● THE REQUEST
Quote the whole listing word for word. Do not include the pictures.

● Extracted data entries

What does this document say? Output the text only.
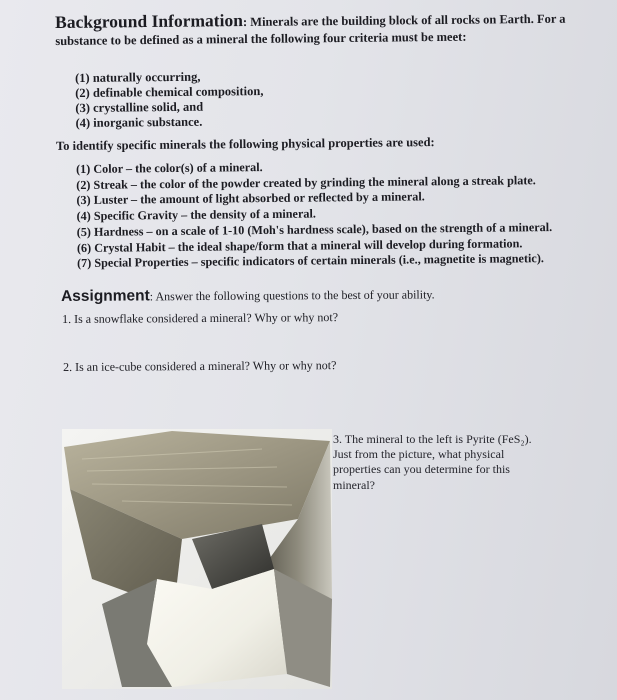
Background Information: Minerals are the building block of all rocks on Earth. For a
substance to be defined as a mineral the following four criteria must be meet:
(1) naturally occurring,
(2) definable chemical composition,
(3) crystalline solid, and
(4) inorganic substance.
To identify specific minerals the following physical properties are used:
(1) Color – the color(s) of a mineral.
(2) Streak – the color of the powder created by grinding the mineral along a streak plate.
(3) Luster – the amount of light absorbed or reflected by a mineral.
(4) Specific Gravity – the density of a mineral.
(5) Hardness – on a scale of 1-10 (Moh's hardness scale), based on the strength of a mineral.
(6) Crystal Habit – the ideal shape/form that a mineral will develop during formation.
(7) Special Properties – specific indicators of certain minerals (i.e., magnetite is magnetic).
Assignment: Answer the following questions to the best of your ability.
1. Is a snowflake considered a mineral? Why or why not?
2. Is an ice-cube considered a mineral? Why or why not?
3. The mineral to the left is Pyrite (FeS₂).
Just from the picture, what physical
properties can you determine for this
mineral?
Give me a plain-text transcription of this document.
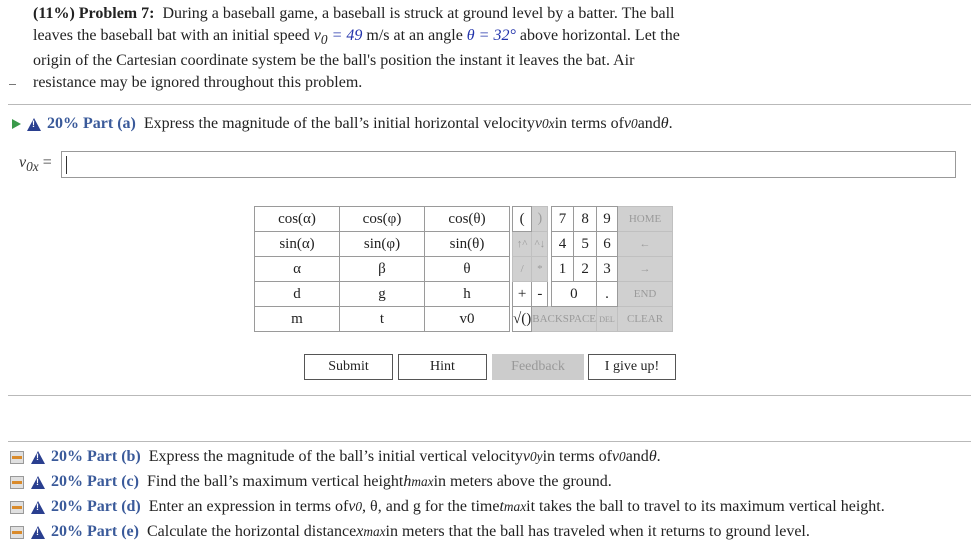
(11%) Problem 7: During a baseball game, a baseball is struck at ground level by a batter. The ball
leaves the baseball bat with an initial speed $v_0 = 49$ m/s at an angle θ = 32° above horizontal. Let the
origin of the Cartesian coordinate system be the ball's position the instant it leaves the bat. Air
resistance may be ignored throughout this problem.
!
20% Part (a) Express the magnitude of the ball’s initial horizontal velocity v 0x in terms of v 0 and θ .
$v_{0x}$ =
cos(α)	cos(φ)	cos(θ)		(	)		7	8	9	HOME
sin(α)	sin(φ)	sin(θ)		↑^	^↓		4	5	6	←
α	β	θ		/	*		1	2	3	→
d	g	h		+	-		0		.	END
m	t	v0		√()	BACKSPACE				DEL	CLEAR
Submit	Hint	Feedback	I give up!
!
20% Part (b) Express the magnitude of the ball’s initial vertical velocity v 0y in terms of v 0 and θ .
!
20% Part (c) Find the ball’s maximum vertical height h max in meters above the ground.
!
20% Part (d) Enter an expression in terms of v 0 , θ, and g for the time t max it takes the ball to travel to its maximum vertical height.
!
20% Part (e) Calculate the horizontal distance x max in meters that the ball has traveled when it returns to ground level.
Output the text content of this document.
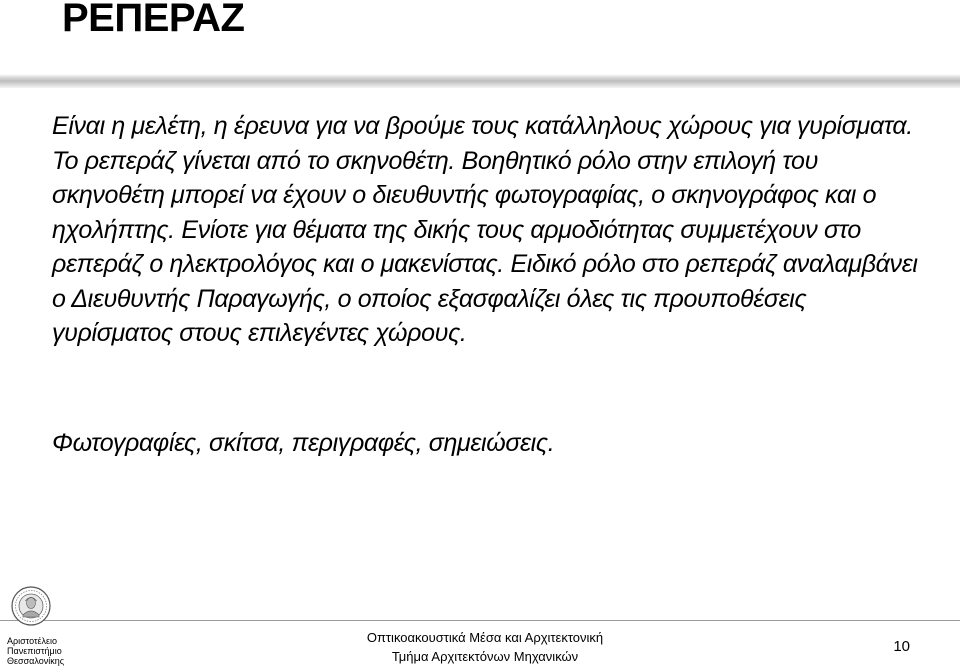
ΡΕΠΕΡΑΖ

Είναι η μελέτη, η έρευνα για να βρούμε τους κατάλληλους χώρους για γυρίσματα. Το ρεπεράζ γίνεται από το σκηνοθέτη. Βοηθητικό ρόλο στην επιλογή του σκηνοθέτη μπορεί να έχουν ο διευθυντής φωτογραφίας, ο σκηνογράφος και ο ηχολήπτης. Ενίοτε για θέματα της δικής τους αρμοδιότητας συμμετέχουν στο ρεπεράζ ο ηλεκτρολόγος και ο μακενίστας. Ειδικό ρόλο στο ρεπεράζ αναλαμβάνει ο Διευθυντής Παραγωγής, ο οποίος εξασφαλίζει όλες τις προυποθέσεις γυρίσματος στους επιλεγέντες χώρους.

Φωτογραφίες, σκίτσα, περιγραφές, σημειώσεις.

Αριστοτέλειο
Πανεπιστήμιο
Θεσσαλονίκης
Οπτικοακουστικά Μέσα και Αρχιτεκτονική
Τμήμα Αρχιτεκτόνων Μηχανικών
10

● RESPONSE TO THE TASK
What does this document say? Output the text only.
Background Information: Minerals are the building block of all rocks on Earth. For a
substance to be defined as a mineral the following four criteria must be meet:
(1) naturally occurring,
(2) definable chemical composition,
(3) crystalline solid, and
(4) inorganic substance.
To identify specific minerals the following physical properties are used:
(1) Color – the color(s) of a mineral.
(2) Streak – the color of the powder created by grinding the mineral along a streak plate.
(3) Luster – the amount of light absorbed or reflected by a mineral.
(4) Specific Gravity – the density of a mineral.
(5) Hardness – on a scale of 1-10 (Moh's hardness scale), based on the strength of a mineral.
(6) Crystal Habit – the ideal shape/form that a mineral will develop during formation.
(7) Special Properties – specific indicators of certain minerals (i.e., magnetite is magnetic).
Assignment: Answer the following questions to the best of your ability.
1. Is a snowflake considered a mineral? Why or why not?
2. Is an ice-cube considered a mineral? Why or why not?
3. The mineral to the left is Pyrite (FeS₂).
Just from the picture, what physical
properties can you determine for this
mineral?
Give me a plain-text transcription of this document.
(11%) Problem 7: During a baseball game, a baseball is struck at ground level by a batter. The ball
leaves the baseball bat with an initial speed $v_0 = 49$ m/s at an angle θ = 32° above horizontal. Let the
origin of the Cartesian coordinate system be the ball's position the instant it leaves the bat. Air
resistance may be ignored throughout this problem.
!
20% Part (a) Express the magnitude of the ball’s initial horizontal velocity v 0x in terms of v 0 and θ .
$v_{0x}$ =
cos(α)	cos(φ)	cos(θ)		(	)		7	8	9	HOME
sin(α)	sin(φ)	sin(θ)		↑^	^↓		4	5	6	←
α	β	θ		/	*		1	2	3	→
d	g	h		+	-		0		.	END
m	t	v0		√()	BACKSPACE				DEL	CLEAR
Submit	Hint	Feedback	I give up!
!
20% Part (b) Express the magnitude of the ball’s initial vertical velocity v 0y in terms of v 0 and θ .
!
20% Part (c) Find the ball’s maximum vertical height h max in meters above the ground.
!
20% Part (d) Enter an expression in terms of v 0 , θ, and g for the time t max it takes the ball to travel to its maximum vertical height.
!
20% Part (e) Calculate the horizontal distance x max in meters that the ball has traveled when it returns to ground level.
Output the text content of this document.
ΡΕΠΕΡΑΖ

Είναι η μελέτη, η έρευνα για να βρούμε τους κατάλληλους χώρους για γυρίσματα. Το ρεπεράζ γίνεται από το σκηνοθέτη. Βοηθητικό ρόλο στην επιλογή του σκηνοθέτη μπορεί να έχουν ο διευθυντής φωτογραφίας, ο σκηνογράφος και ο ηχολήπτης. Ενίοτε για θέματα της δικής τους αρμοδιότητας συμμετέχουν στο ρεπεράζ ο ηλεκτρολόγος και ο μακενίστας. Ειδικό ρόλο στο ρεπεράζ αναλαμβάνει ο Διευθυντής Παραγωγής, ο οποίος εξασφαλίζει όλες τις προυποθέσεις γυρίσματος στους επιλεγέντες χώρους.

Φωτογραφίες, σκίτσα, περιγραφές, σημειώσεις.

Αριστοτέλειο
Πανεπιστήμιο
Θεσσαλονίκης
Οπτικοακουστικά Μέσα και Αρχιτεκτονική
Τμήμα Αρχιτεκτόνων Μηχανικών
10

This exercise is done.